● Exercise prompt:
Copy the lines below as they are; omit the images they contain.

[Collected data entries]

============================================================

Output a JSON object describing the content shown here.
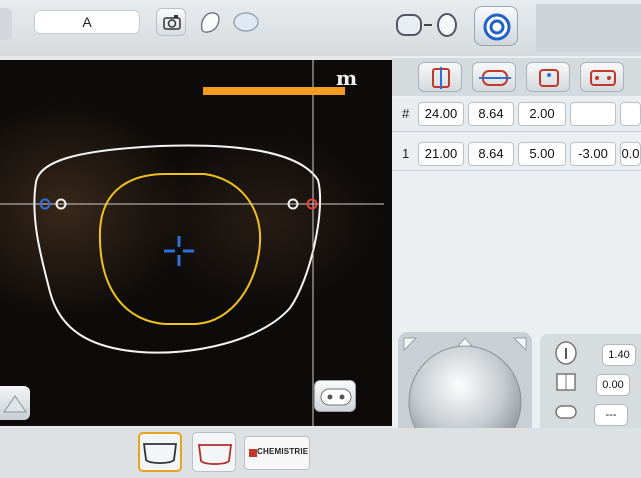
{
  "topbar": {
    "tab_label": "A"
  },
  "logo_text": "m",
  "params": {
    "header_symbol": "#",
    "header_values": [
      "24.00",
      "8.64",
      "2.00",
      "",
      ""
    ],
    "row_label": "1",
    "row_values": [
      "21.00",
      "8.64",
      "5.00",
      "-3.00",
      "0.0"
    ]
  },
  "side_values": {
    "v1": "1.40",
    "v2": "0.00",
    "v3": "---",
    "v4": "---"
  },
  "brand_label": "CHEMISTRIE",
  "colors": {
    "accent_orange": "#f39c1f",
    "lens_yellow": "#f0c21c",
    "blue": "#2f6fd8",
    "red_marker": "#e0473a"
  }
}
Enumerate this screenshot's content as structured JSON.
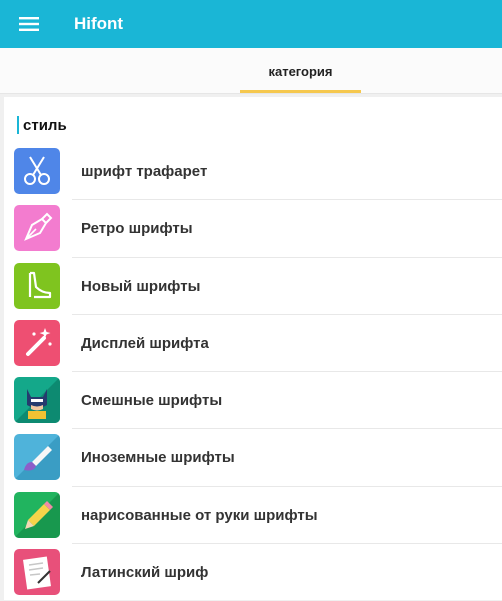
{
  "app": {
    "title": "Hifont"
  },
  "tabs": [
    {
      "label": "категория"
    }
  ],
  "section": {
    "title": "стиль"
  },
  "categories": [
    {
      "label": "шрифт трафарет",
      "icon": "scissors-icon",
      "color": "#4f86e8"
    },
    {
      "label": "Ретро шрифты",
      "icon": "fountain-pen-icon",
      "color": "#f37ccf"
    },
    {
      "label": "Новый шрифты",
      "icon": "high-heel-shoe-icon",
      "color": "#7fc41f"
    },
    {
      "label": "Дисплей шрифта",
      "icon": "magic-wand-icon",
      "color": "#ee4f72"
    },
    {
      "label": "Смешные шрифты",
      "icon": "masked-hero-icon",
      "color": "#14a88a"
    },
    {
      "label": "Иноземные шрифты",
      "icon": "paintbrush-icon",
      "color": "#4fb3da"
    },
    {
      "label": "нарисованные от руки шрифты",
      "icon": "pencil-icon",
      "color": "#21b45f"
    },
    {
      "label": "Латинский шриф",
      "icon": "writing-hand-icon",
      "color": "#e8507a"
    }
  ],
  "colors": {
    "appbar": "#1ab6d6",
    "tab_indicator": "#f6c84e"
  }
}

============================================================

● The completed task:
Output a JSON object describing the content shown here.
{
  "topbar": {
    "tab_label": "A"
  },
  "logo_text": "m",
  "params": {
    "header_symbol": "#",
    "header_values": [
      "24.00",
      "8.64",
      "2.00",
      "",
      ""
    ],
    "row_label": "1",
    "row_values": [
      "21.00",
      "8.64",
      "5.00",
      "-3.00",
      "0.0"
    ]
  },
  "side_values": {
    "v1": "1.40",
    "v2": "0.00",
    "v3": "---",
    "v4": "---"
  },
  "brand_label": "CHEMISTRIE",
  "colors": {
    "accent_orange": "#f39c1f",
    "lens_yellow": "#f0c21c",
    "blue": "#2f6fd8",
    "red_marker": "#e0473a"
  }
}
Enumerate this screenshot's content as structured JSON.
{
  "app": {
    "title": "Hifont"
  },
  "tabs": [
    {
      "label": "категория"
    }
  ],
  "section": {
    "title": "стиль"
  },
  "categories": [
    {
      "label": "шрифт трафарет",
      "icon": "scissors-icon",
      "color": "#4f86e8"
    },
    {
      "label": "Ретро шрифты",
      "icon": "fountain-pen-icon",
      "color": "#f37ccf"
    },
    {
      "label": "Новый шрифты",
      "icon": "high-heel-shoe-icon",
      "color": "#7fc41f"
    },
    {
      "label": "Дисплей шрифта",
      "icon": "magic-wand-icon",
      "color": "#ee4f72"
    },
    {
      "label": "Смешные шрифты",
      "icon": "masked-hero-icon",
      "color": "#14a88a"
    },
    {
      "label": "Иноземные шрифты",
      "icon": "paintbrush-icon",
      "color": "#4fb3da"
    },
    {
      "label": "нарисованные от руки шрифты",
      "icon": "pencil-icon",
      "color": "#21b45f"
    },
    {
      "label": "Латинский шриф",
      "icon": "writing-hand-icon",
      "color": "#e8507a"
    }
  ],
  "colors": {
    "appbar": "#1ab6d6",
    "tab_indicator": "#f6c84e"
  }
}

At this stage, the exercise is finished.